» **DIRECTIVE**: In the data below, locate each line with the word "使反应更充分" and list it.

**** DATA PROVIDED ****

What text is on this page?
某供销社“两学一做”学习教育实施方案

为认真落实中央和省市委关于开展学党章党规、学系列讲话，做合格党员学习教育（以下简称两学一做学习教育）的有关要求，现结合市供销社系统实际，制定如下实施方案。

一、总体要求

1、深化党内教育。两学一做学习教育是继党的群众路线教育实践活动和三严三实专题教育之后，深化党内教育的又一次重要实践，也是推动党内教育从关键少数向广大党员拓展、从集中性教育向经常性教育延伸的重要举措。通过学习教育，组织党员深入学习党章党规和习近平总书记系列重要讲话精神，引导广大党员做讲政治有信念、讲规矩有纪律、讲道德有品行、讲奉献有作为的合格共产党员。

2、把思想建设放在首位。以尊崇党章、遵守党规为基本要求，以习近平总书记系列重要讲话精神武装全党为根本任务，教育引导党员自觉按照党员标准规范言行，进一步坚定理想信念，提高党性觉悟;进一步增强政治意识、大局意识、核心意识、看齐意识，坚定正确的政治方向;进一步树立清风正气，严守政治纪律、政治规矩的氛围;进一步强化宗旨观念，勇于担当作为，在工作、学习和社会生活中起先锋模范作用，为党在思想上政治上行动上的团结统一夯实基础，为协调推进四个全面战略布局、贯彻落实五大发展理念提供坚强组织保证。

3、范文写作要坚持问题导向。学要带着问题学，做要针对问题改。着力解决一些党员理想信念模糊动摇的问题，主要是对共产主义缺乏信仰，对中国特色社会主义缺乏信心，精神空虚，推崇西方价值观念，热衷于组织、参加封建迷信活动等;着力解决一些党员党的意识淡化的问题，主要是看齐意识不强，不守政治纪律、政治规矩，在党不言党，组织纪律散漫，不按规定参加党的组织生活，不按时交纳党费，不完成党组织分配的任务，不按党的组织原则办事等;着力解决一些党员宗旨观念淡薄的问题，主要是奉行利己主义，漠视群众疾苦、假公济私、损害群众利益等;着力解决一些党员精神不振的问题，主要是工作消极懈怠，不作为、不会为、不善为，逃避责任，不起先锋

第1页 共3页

****
**** DATA PROVIDED ****

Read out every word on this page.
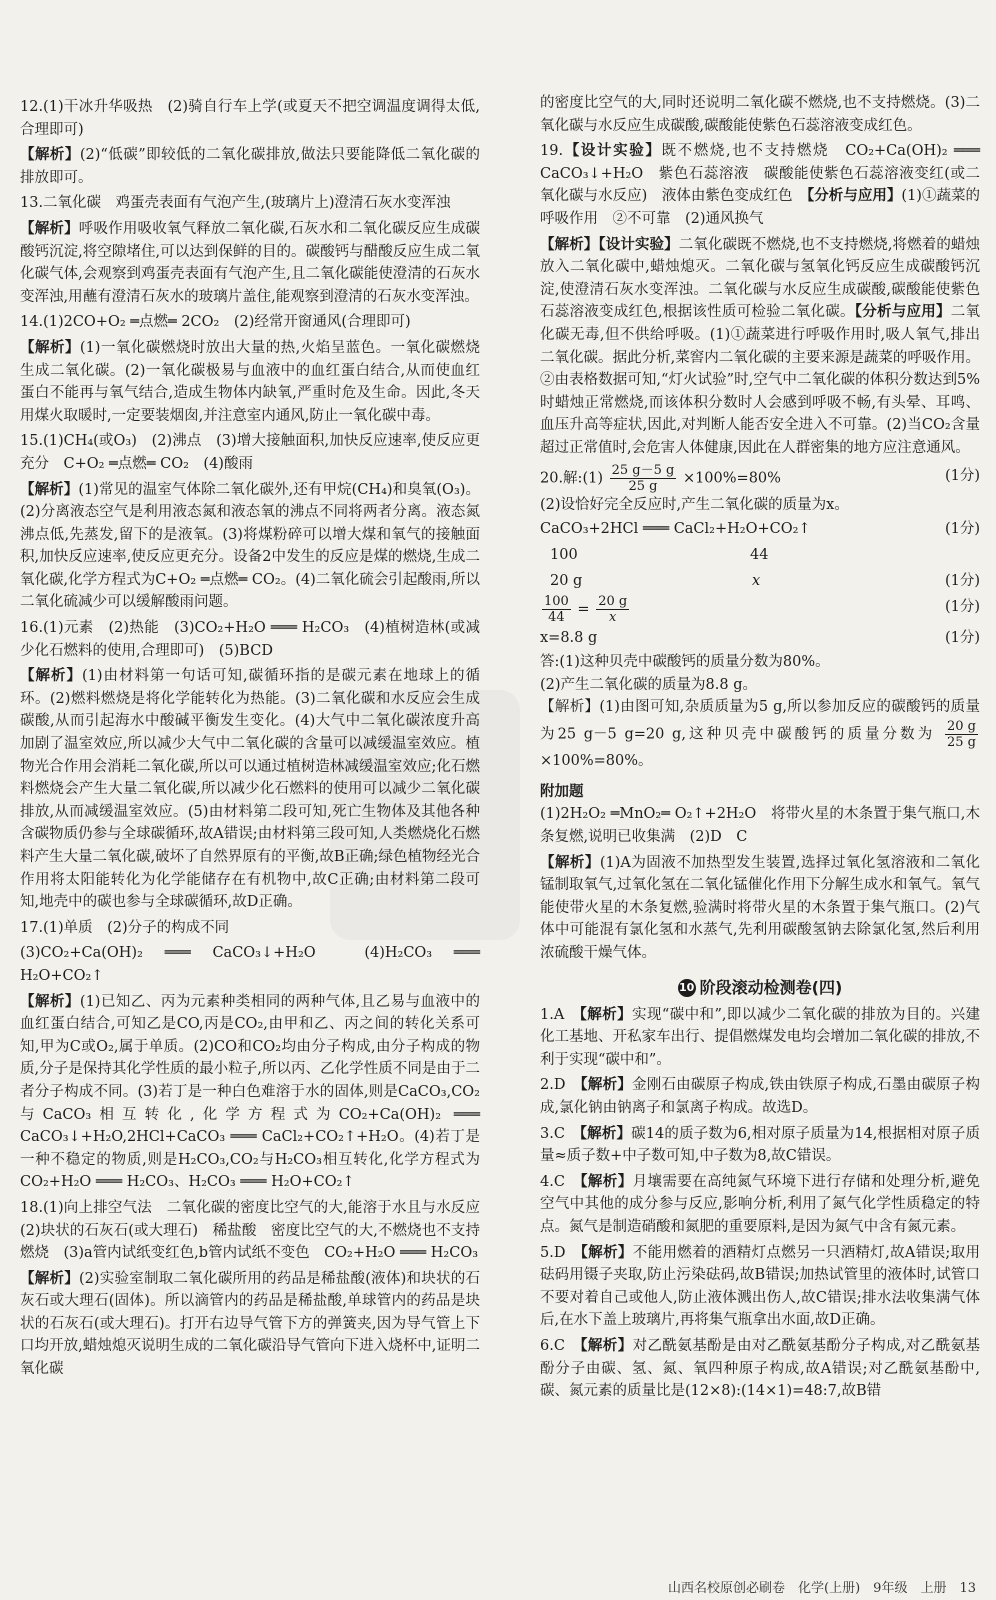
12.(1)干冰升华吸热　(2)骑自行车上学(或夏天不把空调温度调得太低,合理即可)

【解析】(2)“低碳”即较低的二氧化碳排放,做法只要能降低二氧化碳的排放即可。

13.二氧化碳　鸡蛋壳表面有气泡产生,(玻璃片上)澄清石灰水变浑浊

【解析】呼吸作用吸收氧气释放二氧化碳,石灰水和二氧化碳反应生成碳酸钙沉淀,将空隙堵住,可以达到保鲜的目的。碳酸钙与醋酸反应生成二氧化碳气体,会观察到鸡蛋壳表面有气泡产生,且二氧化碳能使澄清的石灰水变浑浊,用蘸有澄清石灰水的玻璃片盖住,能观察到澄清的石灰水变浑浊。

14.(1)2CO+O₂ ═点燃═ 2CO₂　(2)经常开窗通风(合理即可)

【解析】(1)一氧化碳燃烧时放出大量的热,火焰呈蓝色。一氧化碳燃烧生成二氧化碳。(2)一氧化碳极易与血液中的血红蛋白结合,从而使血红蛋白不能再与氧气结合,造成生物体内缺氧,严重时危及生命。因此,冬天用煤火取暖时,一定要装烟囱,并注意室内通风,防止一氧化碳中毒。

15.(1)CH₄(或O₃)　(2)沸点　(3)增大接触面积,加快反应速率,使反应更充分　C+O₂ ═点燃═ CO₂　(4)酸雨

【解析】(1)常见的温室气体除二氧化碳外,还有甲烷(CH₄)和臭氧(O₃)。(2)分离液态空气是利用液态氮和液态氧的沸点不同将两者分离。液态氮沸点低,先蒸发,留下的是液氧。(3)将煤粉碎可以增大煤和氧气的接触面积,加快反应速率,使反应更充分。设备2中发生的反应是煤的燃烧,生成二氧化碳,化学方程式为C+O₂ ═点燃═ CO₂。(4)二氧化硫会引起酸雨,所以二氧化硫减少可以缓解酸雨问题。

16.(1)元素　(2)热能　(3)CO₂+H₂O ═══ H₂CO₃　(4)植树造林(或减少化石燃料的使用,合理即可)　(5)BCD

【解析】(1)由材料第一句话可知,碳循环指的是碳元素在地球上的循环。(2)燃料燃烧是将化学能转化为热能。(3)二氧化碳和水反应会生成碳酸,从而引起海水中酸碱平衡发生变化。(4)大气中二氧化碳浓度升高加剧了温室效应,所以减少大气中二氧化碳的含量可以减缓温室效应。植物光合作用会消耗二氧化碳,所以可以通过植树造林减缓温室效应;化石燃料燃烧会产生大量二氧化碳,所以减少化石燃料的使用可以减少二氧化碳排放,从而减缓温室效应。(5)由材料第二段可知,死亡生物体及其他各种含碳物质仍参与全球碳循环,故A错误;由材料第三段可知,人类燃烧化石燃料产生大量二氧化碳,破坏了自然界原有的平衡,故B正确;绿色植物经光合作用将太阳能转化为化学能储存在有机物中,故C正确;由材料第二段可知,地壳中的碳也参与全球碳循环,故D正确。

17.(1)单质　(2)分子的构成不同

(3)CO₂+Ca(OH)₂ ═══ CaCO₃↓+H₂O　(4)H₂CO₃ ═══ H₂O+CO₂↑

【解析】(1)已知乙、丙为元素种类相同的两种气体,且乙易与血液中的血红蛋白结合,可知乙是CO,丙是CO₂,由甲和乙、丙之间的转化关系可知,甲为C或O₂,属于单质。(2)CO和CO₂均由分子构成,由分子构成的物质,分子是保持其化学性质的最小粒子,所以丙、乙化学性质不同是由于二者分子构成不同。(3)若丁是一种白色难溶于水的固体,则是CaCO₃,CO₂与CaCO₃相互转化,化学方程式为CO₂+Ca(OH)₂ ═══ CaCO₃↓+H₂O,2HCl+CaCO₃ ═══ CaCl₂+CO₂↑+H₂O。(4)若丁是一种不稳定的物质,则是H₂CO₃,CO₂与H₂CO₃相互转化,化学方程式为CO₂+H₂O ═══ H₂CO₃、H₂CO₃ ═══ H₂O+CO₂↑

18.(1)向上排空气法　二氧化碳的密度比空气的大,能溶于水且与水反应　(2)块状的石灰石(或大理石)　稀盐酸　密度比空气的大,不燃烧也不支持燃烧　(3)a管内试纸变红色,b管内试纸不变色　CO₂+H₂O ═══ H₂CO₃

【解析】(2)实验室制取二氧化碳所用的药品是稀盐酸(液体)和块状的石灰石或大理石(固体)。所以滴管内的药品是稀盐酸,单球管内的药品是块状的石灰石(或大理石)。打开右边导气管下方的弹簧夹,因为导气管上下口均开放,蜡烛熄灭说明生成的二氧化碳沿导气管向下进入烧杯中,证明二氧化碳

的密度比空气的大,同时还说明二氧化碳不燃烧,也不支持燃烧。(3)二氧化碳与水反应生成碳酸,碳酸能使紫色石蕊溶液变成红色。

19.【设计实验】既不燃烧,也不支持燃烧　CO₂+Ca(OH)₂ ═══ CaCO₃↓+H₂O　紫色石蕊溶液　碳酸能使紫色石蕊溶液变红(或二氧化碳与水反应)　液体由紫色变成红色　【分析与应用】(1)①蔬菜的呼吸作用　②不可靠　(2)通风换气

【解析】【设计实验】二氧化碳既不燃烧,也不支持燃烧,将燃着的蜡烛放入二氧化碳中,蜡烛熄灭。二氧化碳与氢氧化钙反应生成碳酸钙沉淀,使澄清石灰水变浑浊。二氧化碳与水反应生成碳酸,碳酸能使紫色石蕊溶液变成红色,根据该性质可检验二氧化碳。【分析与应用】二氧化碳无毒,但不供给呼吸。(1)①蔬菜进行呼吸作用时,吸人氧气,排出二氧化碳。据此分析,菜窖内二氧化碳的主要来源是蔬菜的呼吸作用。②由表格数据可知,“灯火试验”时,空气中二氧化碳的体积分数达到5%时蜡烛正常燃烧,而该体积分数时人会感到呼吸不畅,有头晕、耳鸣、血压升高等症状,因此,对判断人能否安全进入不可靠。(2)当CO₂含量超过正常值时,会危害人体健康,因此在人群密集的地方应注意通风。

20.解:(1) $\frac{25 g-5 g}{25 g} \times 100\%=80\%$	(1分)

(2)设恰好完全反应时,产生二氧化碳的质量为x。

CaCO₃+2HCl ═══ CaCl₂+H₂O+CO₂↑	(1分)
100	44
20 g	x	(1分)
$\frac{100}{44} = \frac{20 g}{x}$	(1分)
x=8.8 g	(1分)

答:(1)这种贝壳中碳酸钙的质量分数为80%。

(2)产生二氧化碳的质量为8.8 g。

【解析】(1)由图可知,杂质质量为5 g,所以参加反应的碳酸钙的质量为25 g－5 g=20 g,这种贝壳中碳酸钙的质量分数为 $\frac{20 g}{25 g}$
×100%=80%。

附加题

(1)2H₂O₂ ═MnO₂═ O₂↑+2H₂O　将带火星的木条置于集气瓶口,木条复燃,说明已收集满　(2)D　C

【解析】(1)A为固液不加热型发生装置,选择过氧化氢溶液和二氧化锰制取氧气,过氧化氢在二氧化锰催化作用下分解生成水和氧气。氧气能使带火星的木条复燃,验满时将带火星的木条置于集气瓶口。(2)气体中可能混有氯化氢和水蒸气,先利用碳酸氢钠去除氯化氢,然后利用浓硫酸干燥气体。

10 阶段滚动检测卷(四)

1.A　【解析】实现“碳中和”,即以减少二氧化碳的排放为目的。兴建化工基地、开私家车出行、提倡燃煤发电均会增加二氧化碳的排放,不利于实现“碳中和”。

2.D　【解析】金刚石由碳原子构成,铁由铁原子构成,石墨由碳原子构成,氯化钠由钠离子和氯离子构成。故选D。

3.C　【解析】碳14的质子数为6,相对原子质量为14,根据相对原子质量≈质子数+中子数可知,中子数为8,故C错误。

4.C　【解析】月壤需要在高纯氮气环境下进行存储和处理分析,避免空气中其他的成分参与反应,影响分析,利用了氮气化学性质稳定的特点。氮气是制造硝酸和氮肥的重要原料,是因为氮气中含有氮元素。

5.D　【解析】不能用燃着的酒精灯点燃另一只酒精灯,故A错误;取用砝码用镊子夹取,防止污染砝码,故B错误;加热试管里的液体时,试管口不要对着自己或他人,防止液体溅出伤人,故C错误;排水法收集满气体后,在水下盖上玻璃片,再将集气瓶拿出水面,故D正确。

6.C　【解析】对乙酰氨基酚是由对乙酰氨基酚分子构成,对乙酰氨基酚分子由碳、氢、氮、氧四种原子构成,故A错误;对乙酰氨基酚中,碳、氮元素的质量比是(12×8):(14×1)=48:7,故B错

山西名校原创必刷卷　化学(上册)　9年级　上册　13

****

» **SOLUTION FOR THIS PROBLEM**:
15.(1)CH₄(或O₃)　(2)沸点　(3)增大接触面积,加快反应速率,使反应更充分　C+O₂ ═点燃═ CO₂　(4)酸雨
【解析】(1)常见的温室气体除二氧化碳外,还有甲烷(CH₄)和臭氧(O₃)。(2)分离液态空气是利用液态氮和液态氧的沸点不同将两者分离。液态氮沸点低,先蒸发,留下的是液氧。(3)将煤粉碎可以增大煤和氧气的接触面积,加快反应速率,使反应更充分。设备2中发生的反应是煤的燃烧,生成二氧化碳,化学方程式为C+O₂ ═点燃═ CO₂。(4)二氧化硫会引起酸雨,所以二氧化硫减少可以缓解酸雨问题。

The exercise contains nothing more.